• Do this: Identify each line below containing the string "UNITS" and copy it.

== Task data

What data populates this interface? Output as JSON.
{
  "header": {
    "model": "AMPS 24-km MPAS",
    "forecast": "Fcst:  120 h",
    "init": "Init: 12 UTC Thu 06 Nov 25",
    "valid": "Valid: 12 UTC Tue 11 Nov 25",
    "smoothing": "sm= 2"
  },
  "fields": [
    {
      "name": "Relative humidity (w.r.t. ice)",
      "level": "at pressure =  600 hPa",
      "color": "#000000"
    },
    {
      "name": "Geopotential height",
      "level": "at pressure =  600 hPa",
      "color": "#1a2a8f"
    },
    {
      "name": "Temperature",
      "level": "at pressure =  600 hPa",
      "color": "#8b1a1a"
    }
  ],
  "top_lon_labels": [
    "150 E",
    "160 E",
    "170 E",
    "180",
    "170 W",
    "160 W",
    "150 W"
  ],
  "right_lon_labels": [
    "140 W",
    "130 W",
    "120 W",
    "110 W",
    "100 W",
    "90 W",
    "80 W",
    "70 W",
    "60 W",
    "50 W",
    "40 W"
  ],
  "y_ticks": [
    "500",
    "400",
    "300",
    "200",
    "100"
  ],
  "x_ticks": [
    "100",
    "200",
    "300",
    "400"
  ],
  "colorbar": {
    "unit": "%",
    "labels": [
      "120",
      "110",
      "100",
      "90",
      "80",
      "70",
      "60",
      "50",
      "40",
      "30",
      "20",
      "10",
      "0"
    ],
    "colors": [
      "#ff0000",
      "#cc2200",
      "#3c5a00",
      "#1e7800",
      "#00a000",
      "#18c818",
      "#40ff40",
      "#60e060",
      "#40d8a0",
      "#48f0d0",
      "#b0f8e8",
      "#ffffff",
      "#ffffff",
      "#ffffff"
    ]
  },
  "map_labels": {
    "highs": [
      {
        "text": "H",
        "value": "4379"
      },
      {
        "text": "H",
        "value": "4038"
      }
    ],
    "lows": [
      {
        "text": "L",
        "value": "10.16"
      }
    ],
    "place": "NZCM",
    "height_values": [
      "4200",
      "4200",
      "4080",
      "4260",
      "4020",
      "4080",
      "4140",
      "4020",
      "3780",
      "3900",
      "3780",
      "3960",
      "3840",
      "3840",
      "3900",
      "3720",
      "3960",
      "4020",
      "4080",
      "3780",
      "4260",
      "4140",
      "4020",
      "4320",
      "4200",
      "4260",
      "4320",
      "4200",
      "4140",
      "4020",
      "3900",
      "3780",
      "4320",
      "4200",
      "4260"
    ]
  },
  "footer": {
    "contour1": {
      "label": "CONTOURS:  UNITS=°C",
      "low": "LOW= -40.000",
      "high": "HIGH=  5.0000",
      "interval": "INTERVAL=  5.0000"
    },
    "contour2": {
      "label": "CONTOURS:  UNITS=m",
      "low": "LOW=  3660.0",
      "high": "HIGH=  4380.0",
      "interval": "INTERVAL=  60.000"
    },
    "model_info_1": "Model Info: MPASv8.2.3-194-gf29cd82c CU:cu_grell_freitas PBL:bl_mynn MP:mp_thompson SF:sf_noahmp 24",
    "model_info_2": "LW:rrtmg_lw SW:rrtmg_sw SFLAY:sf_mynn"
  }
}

====

• Task result:
      "label": "CONTOURS:  UNITS=°C",
      "label": "CONTOURS:  UNITS=m",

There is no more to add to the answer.